→ **To be done**
Lines holding the string "مسکن" are the ones to copy from this listing.

Data entries
────────────────────────────────────────

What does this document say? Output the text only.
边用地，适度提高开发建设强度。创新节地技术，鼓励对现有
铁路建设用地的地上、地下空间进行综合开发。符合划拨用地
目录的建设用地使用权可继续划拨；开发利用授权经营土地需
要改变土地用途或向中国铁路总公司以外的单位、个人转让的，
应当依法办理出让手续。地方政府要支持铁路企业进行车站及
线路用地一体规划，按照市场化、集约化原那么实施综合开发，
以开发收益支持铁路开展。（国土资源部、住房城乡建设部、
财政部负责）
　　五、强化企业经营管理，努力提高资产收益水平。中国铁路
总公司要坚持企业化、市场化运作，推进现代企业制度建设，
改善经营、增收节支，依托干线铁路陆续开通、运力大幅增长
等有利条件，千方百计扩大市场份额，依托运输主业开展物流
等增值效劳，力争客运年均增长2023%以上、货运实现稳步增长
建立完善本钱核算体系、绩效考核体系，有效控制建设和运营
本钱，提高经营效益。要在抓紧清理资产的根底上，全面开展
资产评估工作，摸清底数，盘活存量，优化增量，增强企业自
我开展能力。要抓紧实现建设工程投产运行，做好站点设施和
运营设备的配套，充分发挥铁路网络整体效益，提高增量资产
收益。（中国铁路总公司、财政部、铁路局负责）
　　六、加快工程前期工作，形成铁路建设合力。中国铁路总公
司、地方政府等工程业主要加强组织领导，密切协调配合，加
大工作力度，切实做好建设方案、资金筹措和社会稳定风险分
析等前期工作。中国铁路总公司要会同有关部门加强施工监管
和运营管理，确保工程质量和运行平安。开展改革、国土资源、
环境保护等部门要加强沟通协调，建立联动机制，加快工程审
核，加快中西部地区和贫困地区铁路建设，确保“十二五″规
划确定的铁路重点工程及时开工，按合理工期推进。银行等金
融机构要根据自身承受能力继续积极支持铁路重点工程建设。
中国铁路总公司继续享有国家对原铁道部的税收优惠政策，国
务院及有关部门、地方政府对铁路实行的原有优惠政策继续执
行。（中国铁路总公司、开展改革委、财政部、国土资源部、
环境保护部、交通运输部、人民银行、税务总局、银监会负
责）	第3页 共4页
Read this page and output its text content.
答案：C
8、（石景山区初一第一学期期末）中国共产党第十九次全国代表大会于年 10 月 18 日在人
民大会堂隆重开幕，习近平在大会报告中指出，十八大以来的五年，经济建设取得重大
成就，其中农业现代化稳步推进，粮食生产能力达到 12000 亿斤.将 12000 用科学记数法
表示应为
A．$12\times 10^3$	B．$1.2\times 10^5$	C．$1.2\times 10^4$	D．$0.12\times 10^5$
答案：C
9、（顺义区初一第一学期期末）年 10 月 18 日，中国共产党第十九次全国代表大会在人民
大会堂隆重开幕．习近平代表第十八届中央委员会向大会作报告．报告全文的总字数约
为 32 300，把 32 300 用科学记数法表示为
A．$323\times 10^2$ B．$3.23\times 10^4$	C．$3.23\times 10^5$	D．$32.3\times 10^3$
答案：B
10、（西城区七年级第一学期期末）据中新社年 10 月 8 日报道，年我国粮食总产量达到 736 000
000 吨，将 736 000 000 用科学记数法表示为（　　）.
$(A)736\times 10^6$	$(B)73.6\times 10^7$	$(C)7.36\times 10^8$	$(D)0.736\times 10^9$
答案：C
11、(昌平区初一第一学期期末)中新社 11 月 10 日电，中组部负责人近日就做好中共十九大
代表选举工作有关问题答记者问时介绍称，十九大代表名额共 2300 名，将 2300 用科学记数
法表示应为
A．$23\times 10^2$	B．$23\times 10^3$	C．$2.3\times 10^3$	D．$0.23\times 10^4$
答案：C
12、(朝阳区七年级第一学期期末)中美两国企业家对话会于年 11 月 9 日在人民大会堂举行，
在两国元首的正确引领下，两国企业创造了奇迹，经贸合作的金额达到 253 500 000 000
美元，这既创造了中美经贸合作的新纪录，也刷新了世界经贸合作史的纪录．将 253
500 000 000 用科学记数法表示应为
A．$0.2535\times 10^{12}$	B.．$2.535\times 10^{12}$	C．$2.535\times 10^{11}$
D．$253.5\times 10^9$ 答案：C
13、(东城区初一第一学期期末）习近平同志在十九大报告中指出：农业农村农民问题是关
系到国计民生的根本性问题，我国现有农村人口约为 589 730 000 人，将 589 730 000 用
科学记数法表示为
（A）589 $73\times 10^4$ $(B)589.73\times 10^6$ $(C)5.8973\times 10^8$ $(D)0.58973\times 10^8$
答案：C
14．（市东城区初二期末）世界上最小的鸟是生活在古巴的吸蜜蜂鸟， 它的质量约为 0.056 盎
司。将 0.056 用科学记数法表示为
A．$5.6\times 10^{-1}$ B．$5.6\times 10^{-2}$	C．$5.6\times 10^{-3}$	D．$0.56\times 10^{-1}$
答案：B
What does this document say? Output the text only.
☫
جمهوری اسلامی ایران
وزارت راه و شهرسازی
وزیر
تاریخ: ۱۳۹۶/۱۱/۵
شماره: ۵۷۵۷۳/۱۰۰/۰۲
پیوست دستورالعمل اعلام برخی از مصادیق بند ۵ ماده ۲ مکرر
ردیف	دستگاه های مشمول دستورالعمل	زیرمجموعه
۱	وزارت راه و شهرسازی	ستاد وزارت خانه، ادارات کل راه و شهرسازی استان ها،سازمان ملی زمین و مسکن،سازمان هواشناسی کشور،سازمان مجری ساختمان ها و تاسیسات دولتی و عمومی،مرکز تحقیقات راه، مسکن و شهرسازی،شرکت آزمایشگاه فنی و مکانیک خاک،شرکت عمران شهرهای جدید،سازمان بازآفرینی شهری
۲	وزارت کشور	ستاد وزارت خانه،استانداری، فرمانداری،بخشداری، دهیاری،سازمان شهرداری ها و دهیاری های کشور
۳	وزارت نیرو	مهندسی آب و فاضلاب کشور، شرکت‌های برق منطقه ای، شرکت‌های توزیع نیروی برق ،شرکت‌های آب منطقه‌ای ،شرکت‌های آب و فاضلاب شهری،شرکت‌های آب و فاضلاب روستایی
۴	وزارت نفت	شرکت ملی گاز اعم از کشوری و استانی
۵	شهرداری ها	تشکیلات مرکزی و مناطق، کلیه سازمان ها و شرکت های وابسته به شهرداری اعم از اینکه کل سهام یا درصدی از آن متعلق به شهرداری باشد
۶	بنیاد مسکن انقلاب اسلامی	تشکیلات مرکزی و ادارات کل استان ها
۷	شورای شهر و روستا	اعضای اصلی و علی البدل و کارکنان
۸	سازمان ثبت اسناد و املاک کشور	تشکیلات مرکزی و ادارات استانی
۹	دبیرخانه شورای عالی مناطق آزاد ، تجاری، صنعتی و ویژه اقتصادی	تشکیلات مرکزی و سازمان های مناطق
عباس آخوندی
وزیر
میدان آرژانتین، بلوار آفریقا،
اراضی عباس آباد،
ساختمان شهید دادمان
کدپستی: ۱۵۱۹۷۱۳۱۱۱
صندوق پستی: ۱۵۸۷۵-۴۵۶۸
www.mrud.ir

────────────────────────────────────────

→ **Answer to the task**
۱	وزارت راه و شهرسازی	ستاد وزارت خانه، ادارات کل راه و شهرسازی استان ها،سازمان ملی زمین و مسکن،سازمان هواشناسی کشور،سازمان مجری ساختمان ها و تاسیسات دولتی و عمومی،مرکز تحقیقات راه، مسکن و شهرسازی،شرکت آزمایشگاه فنی و مکانیک خاک،شرکت عمران شهرهای جدید،سازمان بازآفرینی شهری
۶	بنیاد مسکن انقلاب اسلامی	تشکیلات مرکزی و ادارات کل استان ها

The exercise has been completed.